RECORDS SHOWN:
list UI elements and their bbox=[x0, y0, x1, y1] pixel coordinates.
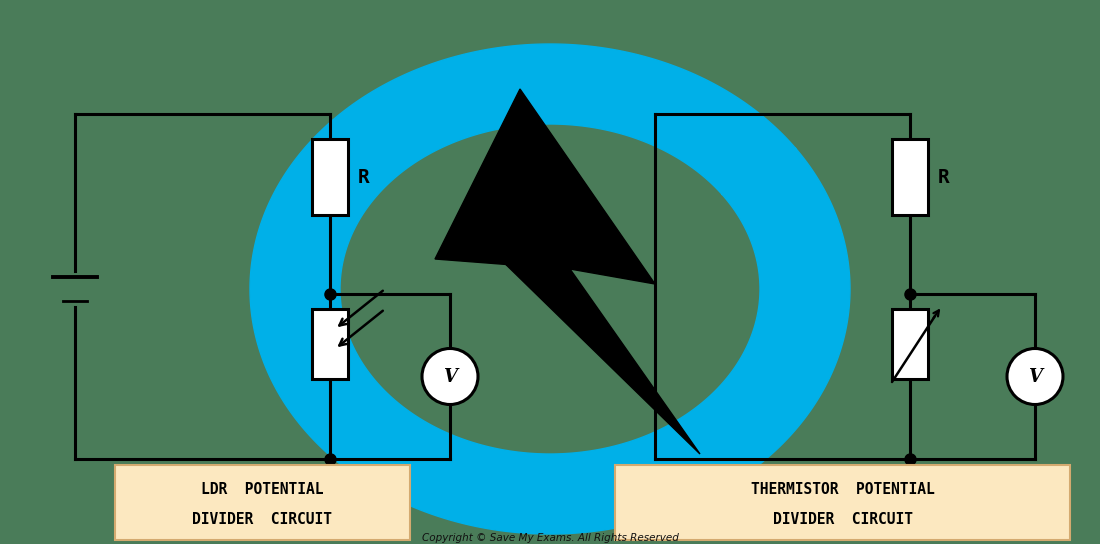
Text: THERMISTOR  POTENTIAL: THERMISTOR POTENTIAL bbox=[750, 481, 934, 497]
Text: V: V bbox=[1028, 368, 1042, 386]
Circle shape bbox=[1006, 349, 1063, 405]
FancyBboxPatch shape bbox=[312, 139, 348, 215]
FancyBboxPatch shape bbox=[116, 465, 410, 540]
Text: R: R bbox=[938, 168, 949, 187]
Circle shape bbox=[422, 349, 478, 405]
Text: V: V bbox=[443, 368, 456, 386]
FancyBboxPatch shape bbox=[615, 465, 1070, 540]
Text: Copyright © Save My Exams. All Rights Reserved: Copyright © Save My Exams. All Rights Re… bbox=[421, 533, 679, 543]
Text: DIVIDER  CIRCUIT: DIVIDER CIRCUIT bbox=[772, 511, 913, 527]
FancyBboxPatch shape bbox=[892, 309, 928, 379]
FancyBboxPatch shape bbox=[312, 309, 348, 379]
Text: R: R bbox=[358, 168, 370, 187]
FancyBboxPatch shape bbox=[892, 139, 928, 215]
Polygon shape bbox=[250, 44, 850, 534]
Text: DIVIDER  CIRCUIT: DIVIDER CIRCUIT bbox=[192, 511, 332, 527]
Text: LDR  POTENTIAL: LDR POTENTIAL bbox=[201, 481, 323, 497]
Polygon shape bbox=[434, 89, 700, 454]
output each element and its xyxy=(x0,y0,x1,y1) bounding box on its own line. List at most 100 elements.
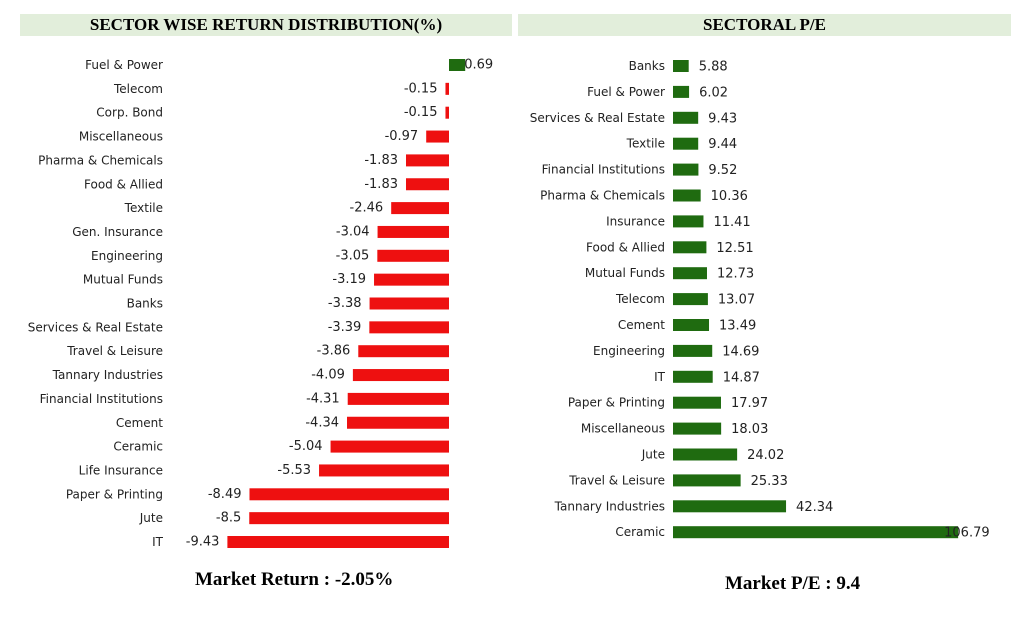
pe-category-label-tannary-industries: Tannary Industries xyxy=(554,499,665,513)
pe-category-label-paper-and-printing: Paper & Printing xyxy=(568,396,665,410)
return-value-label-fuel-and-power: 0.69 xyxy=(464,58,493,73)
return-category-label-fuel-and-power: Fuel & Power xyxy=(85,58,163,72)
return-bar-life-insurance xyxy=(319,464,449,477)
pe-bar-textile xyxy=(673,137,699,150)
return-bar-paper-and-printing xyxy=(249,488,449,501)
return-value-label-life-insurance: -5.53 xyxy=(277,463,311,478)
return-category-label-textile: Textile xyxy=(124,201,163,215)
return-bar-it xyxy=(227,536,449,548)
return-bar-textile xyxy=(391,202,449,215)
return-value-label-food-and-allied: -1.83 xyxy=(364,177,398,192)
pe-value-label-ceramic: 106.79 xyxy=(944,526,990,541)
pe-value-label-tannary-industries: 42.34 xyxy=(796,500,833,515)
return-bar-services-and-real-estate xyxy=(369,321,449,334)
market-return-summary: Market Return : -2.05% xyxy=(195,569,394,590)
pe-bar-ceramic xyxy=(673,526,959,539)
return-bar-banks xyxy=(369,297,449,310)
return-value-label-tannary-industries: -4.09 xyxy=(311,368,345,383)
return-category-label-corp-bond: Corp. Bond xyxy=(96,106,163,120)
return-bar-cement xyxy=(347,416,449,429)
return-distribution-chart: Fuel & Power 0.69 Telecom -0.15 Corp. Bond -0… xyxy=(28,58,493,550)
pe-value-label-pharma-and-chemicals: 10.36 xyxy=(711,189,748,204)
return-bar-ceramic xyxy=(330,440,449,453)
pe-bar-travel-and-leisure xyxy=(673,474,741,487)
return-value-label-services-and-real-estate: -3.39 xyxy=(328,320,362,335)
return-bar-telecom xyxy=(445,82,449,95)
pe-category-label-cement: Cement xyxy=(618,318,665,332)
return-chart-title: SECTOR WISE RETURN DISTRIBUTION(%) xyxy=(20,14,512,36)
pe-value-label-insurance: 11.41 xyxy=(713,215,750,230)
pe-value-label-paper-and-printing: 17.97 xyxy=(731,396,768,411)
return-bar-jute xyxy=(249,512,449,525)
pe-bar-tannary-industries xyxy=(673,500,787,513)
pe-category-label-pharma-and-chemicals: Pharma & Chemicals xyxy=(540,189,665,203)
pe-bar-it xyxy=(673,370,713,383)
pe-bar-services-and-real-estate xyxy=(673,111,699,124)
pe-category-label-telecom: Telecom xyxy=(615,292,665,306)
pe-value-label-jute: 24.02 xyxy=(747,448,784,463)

GIVEN EXERCISE: Reproduce every line of the items above without any change, and leave out the pictures.

RESULT:
list UI elements and their bbox=[x0, y0, x1, y1] pixel coordinates.
Text: THERMISTOR  POTENTIAL: THERMISTOR POTENTIAL bbox=[750, 481, 934, 497]
Text: V: V bbox=[1028, 368, 1042, 386]
Circle shape bbox=[1006, 349, 1063, 405]
FancyBboxPatch shape bbox=[312, 139, 348, 215]
FancyBboxPatch shape bbox=[116, 465, 410, 540]
Text: R: R bbox=[938, 168, 949, 187]
Circle shape bbox=[422, 349, 478, 405]
Text: V: V bbox=[443, 368, 456, 386]
FancyBboxPatch shape bbox=[615, 465, 1070, 540]
Text: Copyright © Save My Exams. All Rights Reserved: Copyright © Save My Exams. All Rights Re… bbox=[421, 533, 679, 543]
Text: DIVIDER  CIRCUIT: DIVIDER CIRCUIT bbox=[772, 511, 913, 527]
FancyBboxPatch shape bbox=[892, 309, 928, 379]
FancyBboxPatch shape bbox=[312, 309, 348, 379]
Text: R: R bbox=[358, 168, 370, 187]
FancyBboxPatch shape bbox=[892, 139, 928, 215]
Polygon shape bbox=[250, 44, 850, 534]
Text: DIVIDER  CIRCUIT: DIVIDER CIRCUIT bbox=[192, 511, 332, 527]
Text: LDR  POTENTIAL: LDR POTENTIAL bbox=[201, 481, 323, 497]
Polygon shape bbox=[434, 89, 700, 454]
output each element and its xyxy=(x0,y0,x1,y1) bounding box on its own line. List at most 100 elements.
pe-category-label-tannary-industries: Tannary Industries xyxy=(554,499,665,513)
pe-category-label-paper-and-printing: Paper & Printing xyxy=(568,396,665,410)
return-value-label-fuel-and-power: 0.69 xyxy=(464,58,493,73)
return-category-label-fuel-and-power: Fuel & Power xyxy=(85,58,163,72)
return-bar-life-insurance xyxy=(319,464,449,477)
pe-bar-textile xyxy=(673,137,699,150)
return-bar-paper-and-printing xyxy=(249,488,449,501)
return-value-label-life-insurance: -5.53 xyxy=(277,463,311,478)
return-category-label-textile: Textile xyxy=(124,201,163,215)
return-bar-it xyxy=(227,536,449,548)
return-bar-textile xyxy=(391,202,449,215)
return-value-label-food-and-allied: -1.83 xyxy=(364,177,398,192)
pe-value-label-ceramic: 106.79 xyxy=(944,526,990,541)
pe-value-label-tannary-industries: 42.34 xyxy=(796,500,833,515)
return-bar-services-and-real-estate xyxy=(369,321,449,334)
market-return-summary: Market Return : -2.05% xyxy=(195,569,394,590)
pe-bar-ceramic xyxy=(673,526,959,539)
return-bar-banks xyxy=(369,297,449,310)
return-value-label-tannary-industries: -4.09 xyxy=(311,368,345,383)
return-category-label-corp-bond: Corp. Bond xyxy=(96,106,163,120)
return-bar-cement xyxy=(347,416,449,429)
return-distribution-chart: Fuel & Power 0.69 Telecom -0.15 Corp. Bond -0… xyxy=(28,58,493,550)
pe-value-label-pharma-and-chemicals: 10.36 xyxy=(711,189,748,204)
return-bar-ceramic xyxy=(330,440,449,453)
pe-bar-travel-and-leisure xyxy=(673,474,741,487)
return-value-label-services-and-real-estate: -3.39 xyxy=(328,320,362,335)
return-bar-telecom xyxy=(445,82,449,95)
pe-category-label-cement: Cement xyxy=(618,318,665,332)
return-chart-title: SECTOR WISE RETURN DISTRIBUTION(%) xyxy=(20,14,512,36)
pe-value-label-insurance: 11.41 xyxy=(713,215,750,230)
pe-value-label-paper-and-printing: 17.97 xyxy=(731,396,768,411)
return-bar-jute xyxy=(249,512,449,525)
pe-bar-tannary-industries xyxy=(673,500,787,513)
pe-category-label-pharma-and-chemicals: Pharma & Chemicals xyxy=(540,189,665,203)
pe-bar-it xyxy=(673,370,713,383)
pe-bar-services-and-real-estate xyxy=(673,111,699,124)
pe-category-label-telecom: Telecom xyxy=(615,292,665,306)
pe-value-label-jute: 24.02 xyxy=(747,448,784,463)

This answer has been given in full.